[Records from a collection of figures]
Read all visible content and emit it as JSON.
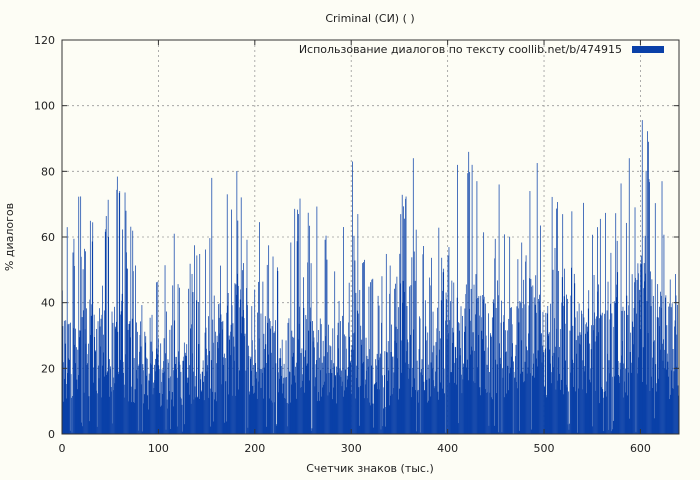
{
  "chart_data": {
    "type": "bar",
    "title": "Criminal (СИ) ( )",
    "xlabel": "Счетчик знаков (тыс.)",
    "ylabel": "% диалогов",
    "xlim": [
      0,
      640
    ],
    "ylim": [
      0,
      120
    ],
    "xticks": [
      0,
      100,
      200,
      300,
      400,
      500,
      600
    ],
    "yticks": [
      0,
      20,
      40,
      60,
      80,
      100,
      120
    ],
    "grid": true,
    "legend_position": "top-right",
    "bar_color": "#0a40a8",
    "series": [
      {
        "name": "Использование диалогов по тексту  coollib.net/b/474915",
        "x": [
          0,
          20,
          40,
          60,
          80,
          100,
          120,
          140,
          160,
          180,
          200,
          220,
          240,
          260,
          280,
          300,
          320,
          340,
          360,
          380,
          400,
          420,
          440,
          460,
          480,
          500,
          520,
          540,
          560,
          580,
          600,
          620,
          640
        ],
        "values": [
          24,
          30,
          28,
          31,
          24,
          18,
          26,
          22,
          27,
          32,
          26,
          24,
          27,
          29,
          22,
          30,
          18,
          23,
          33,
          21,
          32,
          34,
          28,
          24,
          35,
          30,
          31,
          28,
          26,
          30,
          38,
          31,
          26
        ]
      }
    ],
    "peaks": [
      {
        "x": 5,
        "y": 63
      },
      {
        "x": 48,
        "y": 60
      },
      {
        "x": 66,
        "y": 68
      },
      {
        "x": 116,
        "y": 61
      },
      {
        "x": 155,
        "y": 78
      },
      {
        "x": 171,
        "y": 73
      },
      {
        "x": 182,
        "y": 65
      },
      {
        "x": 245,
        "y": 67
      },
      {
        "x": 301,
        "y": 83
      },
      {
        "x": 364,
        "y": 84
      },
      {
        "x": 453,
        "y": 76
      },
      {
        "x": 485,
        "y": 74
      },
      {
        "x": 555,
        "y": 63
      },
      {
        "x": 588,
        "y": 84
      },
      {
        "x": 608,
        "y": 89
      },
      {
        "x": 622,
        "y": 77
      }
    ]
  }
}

» Aim of the task: Pull out every line of the records that includes the string "диалогов".

» The result:
    "ylabel": "% диалогов",
        "name": "Использование диалогов по тексту  coollib.net/b/474915",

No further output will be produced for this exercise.